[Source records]
━━━
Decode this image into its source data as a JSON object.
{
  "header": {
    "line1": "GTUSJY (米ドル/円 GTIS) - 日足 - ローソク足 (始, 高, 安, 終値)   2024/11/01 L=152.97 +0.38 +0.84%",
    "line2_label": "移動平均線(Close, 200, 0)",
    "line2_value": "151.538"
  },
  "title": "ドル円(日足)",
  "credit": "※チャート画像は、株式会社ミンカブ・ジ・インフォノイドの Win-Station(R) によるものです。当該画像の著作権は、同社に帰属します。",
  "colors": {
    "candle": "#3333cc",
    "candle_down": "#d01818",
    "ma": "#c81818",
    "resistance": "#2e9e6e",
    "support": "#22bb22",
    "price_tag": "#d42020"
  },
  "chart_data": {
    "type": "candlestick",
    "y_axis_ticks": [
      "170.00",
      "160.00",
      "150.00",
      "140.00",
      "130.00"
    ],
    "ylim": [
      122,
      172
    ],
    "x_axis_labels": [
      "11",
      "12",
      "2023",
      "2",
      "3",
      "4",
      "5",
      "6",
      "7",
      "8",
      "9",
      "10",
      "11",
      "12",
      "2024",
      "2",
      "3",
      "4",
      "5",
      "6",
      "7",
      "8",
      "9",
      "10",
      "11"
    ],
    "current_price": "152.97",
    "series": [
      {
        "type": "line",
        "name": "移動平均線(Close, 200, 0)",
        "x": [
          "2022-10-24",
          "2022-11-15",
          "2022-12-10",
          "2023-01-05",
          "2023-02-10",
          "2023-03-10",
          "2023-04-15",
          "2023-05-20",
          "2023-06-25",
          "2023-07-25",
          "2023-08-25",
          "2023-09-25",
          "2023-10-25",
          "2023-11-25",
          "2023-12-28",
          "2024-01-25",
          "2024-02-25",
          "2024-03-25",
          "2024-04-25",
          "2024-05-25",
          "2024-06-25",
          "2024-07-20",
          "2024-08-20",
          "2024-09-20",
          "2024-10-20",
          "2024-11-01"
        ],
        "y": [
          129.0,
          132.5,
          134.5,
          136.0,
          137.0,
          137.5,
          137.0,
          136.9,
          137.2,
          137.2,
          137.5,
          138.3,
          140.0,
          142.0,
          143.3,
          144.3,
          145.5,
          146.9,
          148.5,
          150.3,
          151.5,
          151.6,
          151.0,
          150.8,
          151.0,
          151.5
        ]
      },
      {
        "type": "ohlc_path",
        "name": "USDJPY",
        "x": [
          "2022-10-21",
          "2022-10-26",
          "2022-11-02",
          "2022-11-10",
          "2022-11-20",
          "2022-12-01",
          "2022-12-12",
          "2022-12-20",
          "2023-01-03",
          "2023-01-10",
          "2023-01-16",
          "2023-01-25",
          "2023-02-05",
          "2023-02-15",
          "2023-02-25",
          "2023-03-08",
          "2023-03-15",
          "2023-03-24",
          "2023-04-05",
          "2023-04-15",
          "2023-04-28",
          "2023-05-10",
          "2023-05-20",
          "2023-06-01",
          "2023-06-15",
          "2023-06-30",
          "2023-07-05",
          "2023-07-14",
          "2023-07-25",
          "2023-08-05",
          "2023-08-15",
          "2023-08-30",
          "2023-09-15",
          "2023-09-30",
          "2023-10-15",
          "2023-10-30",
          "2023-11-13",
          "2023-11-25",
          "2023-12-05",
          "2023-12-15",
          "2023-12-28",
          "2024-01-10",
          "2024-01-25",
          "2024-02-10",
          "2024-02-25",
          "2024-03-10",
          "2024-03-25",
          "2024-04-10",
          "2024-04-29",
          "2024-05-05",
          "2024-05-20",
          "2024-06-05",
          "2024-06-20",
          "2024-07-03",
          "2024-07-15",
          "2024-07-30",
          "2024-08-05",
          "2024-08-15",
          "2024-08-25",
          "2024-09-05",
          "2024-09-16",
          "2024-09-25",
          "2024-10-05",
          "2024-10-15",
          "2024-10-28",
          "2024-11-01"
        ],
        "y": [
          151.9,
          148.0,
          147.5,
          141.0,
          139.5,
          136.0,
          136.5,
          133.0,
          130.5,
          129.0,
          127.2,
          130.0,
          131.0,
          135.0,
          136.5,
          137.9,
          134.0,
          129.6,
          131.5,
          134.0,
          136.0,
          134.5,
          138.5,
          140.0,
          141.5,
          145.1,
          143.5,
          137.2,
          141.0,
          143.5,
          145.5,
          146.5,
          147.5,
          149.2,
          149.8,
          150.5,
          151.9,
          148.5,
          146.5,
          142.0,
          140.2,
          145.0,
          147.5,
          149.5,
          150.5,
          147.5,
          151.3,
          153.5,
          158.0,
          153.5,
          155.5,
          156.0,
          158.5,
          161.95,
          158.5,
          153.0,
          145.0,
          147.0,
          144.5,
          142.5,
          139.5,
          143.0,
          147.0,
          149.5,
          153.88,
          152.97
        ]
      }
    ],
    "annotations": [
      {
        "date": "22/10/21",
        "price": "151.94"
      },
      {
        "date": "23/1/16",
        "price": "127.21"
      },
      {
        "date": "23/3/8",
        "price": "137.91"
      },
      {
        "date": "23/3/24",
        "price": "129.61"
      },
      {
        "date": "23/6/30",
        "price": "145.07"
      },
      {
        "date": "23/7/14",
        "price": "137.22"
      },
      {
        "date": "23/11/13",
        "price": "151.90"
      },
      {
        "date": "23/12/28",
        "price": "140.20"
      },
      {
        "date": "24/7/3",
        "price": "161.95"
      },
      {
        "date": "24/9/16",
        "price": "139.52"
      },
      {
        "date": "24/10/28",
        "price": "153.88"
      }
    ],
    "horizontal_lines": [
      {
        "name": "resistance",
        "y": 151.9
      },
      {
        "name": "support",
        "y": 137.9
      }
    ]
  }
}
━━━
## EXERCISE BRIEF
From the listing above, collect each line in which the string "resistance" appears.

## WRITTEN REPLY
    "resistance": "#2e9e6e",
        "name": "resistance",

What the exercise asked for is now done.